**OBJECTIVE**
Scan the data below. Pull out each line where "مستودعات" occurs.

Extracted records
--------------------
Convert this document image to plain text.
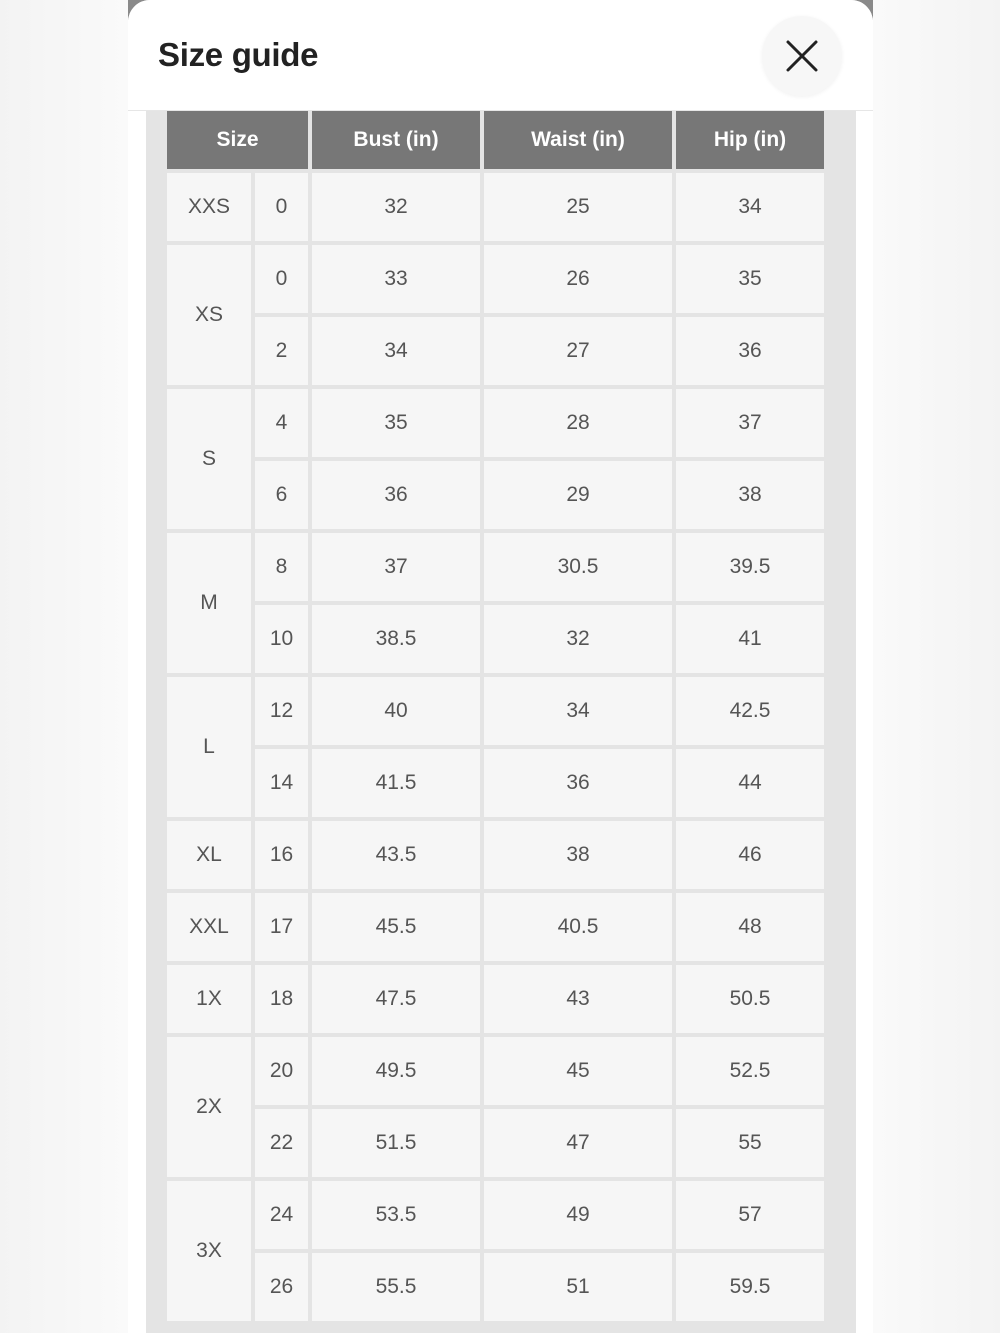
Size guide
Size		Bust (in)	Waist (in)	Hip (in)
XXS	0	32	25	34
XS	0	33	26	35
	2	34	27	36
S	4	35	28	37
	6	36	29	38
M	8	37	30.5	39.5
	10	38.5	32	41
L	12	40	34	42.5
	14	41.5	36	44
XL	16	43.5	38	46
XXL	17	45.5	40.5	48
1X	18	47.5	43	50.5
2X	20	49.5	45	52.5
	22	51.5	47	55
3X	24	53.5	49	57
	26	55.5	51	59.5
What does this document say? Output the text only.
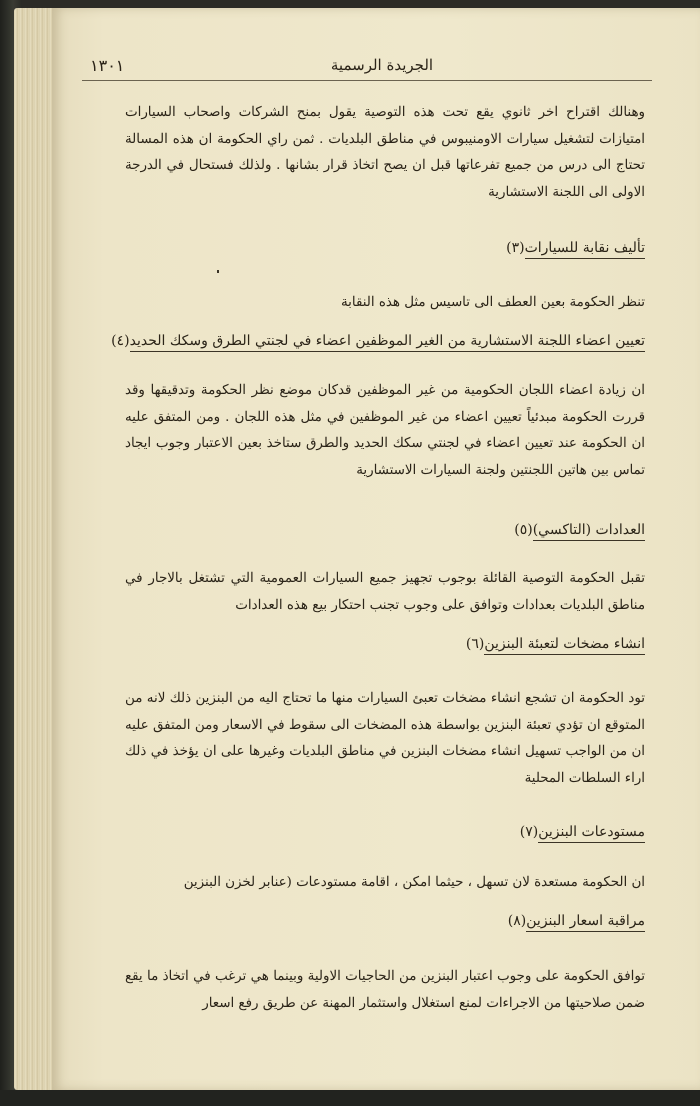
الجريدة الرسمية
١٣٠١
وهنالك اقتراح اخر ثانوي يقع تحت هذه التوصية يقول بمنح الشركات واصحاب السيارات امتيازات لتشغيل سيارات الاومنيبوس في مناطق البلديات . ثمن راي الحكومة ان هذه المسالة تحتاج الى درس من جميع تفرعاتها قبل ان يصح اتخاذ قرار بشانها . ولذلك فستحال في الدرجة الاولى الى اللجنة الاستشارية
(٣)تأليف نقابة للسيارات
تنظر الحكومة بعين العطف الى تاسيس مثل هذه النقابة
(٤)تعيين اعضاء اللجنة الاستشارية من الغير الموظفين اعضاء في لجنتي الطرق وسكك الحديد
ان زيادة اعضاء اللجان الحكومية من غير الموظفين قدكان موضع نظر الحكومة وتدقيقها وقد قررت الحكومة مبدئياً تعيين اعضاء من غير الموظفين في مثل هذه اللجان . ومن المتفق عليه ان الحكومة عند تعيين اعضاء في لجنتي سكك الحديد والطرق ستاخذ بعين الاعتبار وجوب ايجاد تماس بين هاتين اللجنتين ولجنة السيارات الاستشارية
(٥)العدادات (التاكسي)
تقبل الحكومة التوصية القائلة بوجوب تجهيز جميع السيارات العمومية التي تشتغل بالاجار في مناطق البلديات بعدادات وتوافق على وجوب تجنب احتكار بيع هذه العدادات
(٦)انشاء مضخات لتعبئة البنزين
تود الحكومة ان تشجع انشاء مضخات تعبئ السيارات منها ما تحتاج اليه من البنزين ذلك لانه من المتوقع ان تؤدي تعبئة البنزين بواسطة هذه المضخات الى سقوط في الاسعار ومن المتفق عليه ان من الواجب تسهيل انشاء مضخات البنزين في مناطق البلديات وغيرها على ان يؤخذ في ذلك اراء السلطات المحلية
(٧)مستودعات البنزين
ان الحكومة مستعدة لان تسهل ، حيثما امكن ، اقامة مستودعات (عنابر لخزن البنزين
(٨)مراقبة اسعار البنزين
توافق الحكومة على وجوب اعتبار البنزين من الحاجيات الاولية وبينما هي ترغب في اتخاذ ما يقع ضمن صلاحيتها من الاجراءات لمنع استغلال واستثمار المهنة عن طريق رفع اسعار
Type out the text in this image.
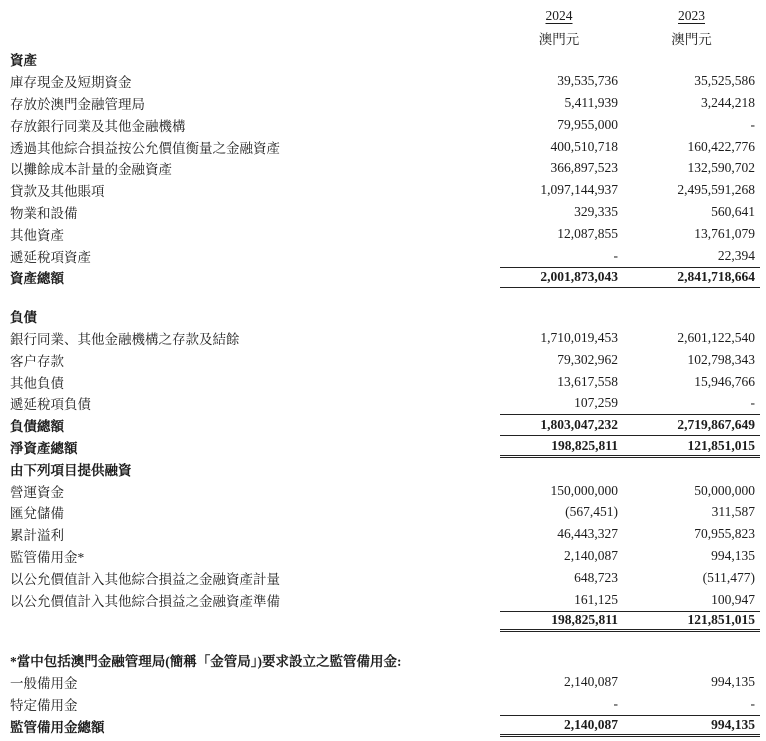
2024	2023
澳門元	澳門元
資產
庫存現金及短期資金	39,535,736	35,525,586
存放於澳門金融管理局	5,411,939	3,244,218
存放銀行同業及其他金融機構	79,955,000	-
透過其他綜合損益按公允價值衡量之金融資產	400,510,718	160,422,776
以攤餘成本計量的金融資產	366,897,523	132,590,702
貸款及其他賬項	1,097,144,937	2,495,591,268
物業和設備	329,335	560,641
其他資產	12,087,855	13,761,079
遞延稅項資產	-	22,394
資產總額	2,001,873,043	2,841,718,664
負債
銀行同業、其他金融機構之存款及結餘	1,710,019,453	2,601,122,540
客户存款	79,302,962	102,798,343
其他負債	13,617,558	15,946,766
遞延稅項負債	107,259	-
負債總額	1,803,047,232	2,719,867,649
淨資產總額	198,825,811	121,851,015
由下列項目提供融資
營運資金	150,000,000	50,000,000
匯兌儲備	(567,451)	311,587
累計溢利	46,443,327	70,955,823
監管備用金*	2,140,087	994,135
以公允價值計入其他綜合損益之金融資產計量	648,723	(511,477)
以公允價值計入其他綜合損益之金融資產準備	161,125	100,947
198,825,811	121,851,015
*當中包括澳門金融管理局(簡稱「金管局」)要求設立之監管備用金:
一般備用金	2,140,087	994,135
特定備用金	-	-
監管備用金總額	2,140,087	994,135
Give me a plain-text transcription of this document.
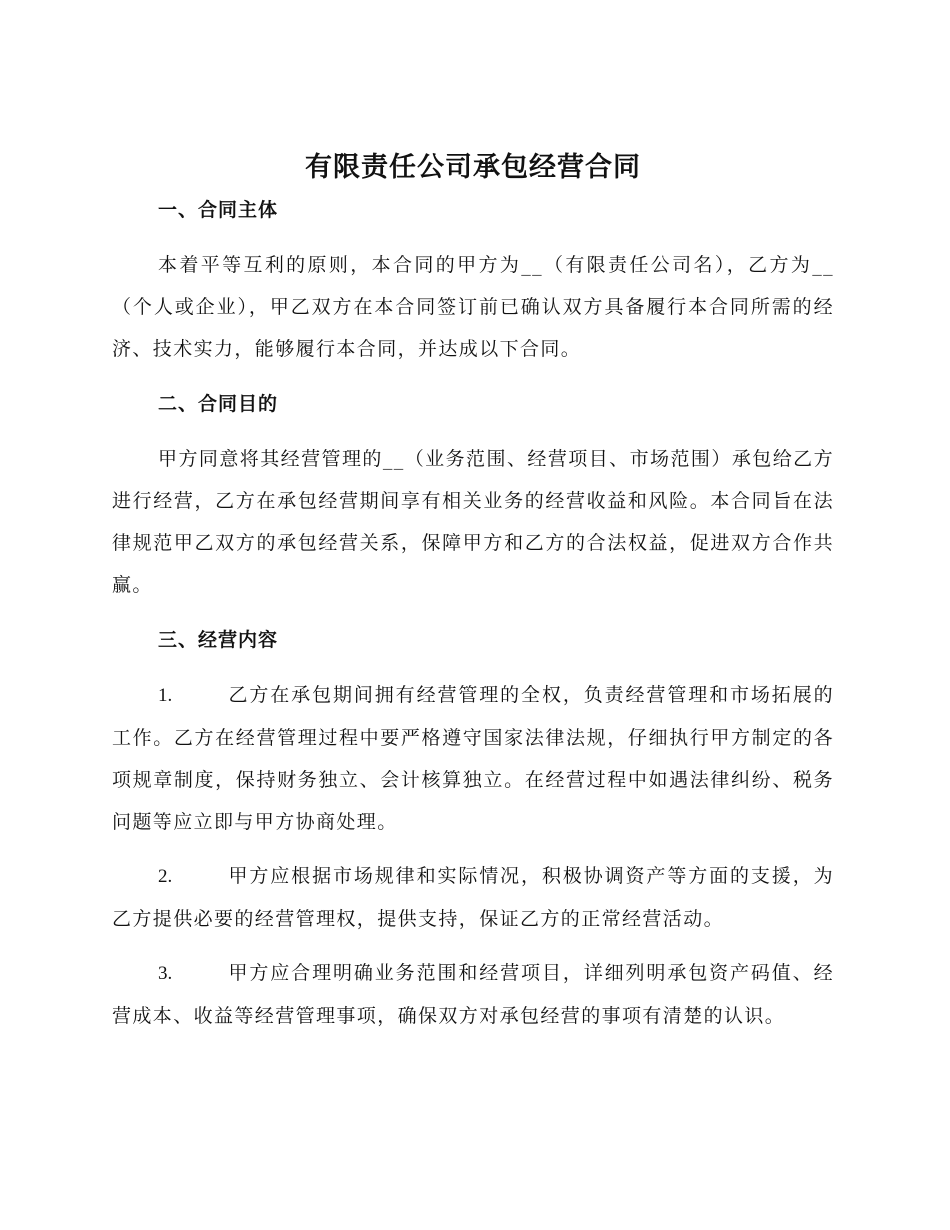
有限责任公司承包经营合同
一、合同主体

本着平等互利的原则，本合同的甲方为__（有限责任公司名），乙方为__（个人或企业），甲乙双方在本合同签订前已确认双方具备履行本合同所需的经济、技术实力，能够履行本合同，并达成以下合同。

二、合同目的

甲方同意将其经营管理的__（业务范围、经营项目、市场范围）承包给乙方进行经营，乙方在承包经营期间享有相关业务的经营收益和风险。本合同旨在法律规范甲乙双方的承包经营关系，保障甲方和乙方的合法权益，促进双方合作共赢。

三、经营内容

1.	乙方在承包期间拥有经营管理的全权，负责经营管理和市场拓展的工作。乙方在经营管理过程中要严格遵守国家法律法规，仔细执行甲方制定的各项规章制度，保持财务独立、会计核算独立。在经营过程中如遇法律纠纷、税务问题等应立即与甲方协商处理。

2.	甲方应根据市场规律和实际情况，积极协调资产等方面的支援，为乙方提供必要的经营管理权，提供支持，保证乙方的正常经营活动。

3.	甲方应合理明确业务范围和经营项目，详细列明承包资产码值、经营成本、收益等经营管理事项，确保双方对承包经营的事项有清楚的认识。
--------------------
**EXERCISE ANSWER**
(٧)مستودعات البنزين
ان الحكومة مستعدة لان تسهل ، حيثما امكن ، اقامة مستودعات (عنابر لخزن البنزين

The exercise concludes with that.